-- INSTRUCTION --
Quote all of the entries word for word.
-- START OF DATA TO PROCESS --
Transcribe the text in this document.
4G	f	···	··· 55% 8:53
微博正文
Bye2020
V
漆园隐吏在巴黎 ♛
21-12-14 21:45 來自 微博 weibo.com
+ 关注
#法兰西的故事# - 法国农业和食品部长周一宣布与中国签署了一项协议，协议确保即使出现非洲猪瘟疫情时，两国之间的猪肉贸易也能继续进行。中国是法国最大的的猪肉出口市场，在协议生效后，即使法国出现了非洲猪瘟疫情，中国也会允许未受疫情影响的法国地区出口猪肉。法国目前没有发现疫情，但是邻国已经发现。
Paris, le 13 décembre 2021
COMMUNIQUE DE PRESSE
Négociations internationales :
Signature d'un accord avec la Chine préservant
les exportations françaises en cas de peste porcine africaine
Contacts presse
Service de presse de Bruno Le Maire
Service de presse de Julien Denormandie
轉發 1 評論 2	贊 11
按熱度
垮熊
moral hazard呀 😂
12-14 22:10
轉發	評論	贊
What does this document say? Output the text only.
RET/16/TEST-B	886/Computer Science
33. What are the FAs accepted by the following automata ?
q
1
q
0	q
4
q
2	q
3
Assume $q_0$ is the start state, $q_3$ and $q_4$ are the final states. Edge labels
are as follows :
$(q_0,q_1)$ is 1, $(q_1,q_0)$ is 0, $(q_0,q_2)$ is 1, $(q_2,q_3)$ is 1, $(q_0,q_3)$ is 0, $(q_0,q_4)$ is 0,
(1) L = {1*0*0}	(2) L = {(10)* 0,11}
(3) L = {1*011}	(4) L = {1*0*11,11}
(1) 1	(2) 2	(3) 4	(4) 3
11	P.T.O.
-- END OF DATA TO PROCESS --
-- OUTPUT OF THE TASK --
Transcribe the text in this document.
4G	f	···	··· 55% 8:53
微博正文
Bye2020
V
漆园隐吏在巴黎 ♛
21-12-14 21:45 來自 微博 weibo.com
+ 关注
#法兰西的故事# - 法国农业和食品部长周一宣布与中国签署了一项协议，协议确保即使出现非洲猪瘟疫情时，两国之间的猪肉贸易也能继续进行。中国是法国最大的的猪肉出口市场，在协议生效后，即使法国出现了非洲猪瘟疫情，中国也会允许未受疫情影响的法国地区出口猪肉。法国目前没有发现疫情，但是邻国已经发现。
Paris, le 13 décembre 2021
COMMUNIQUE DE PRESSE
Négociations internationales :
Signature d'un accord avec la Chine préservant
les exportations françaises en cas de peste porcine africaine
Contacts presse
Service de presse de Bruno Le Maire
Service de presse de Julien Denormandie
轉發 1 評論 2	贊 11
按熱度
垮熊
moral hazard呀 😂
12-14 22:10
轉發	評論	贊
What does this document say? Output the text only.
RET/16/TEST-B	886/Computer Science
33. What are the FAs accepted by the following automata ?
q
1
q
0	q
4
q
2	q
3
Assume $q_0$ is the start state, $q_3$ and $q_4$ are the final states. Edge labels
are as follows :
$(q_0,q_1)$ is 1, $(q_1,q_0)$ is 0, $(q_0,q_2)$ is 1, $(q_2,q_3)$ is 1, $(q_0,q_3)$ is 0, $(q_0,q_4)$ is 0,
(1) L = {1*0*0}	(2) L = {(10)* 0,11}
(3) L = {1*011}	(4) L = {1*0*11,11}
(1) 1	(2) 2	(3) 4	(4) 3
11	P.T.O.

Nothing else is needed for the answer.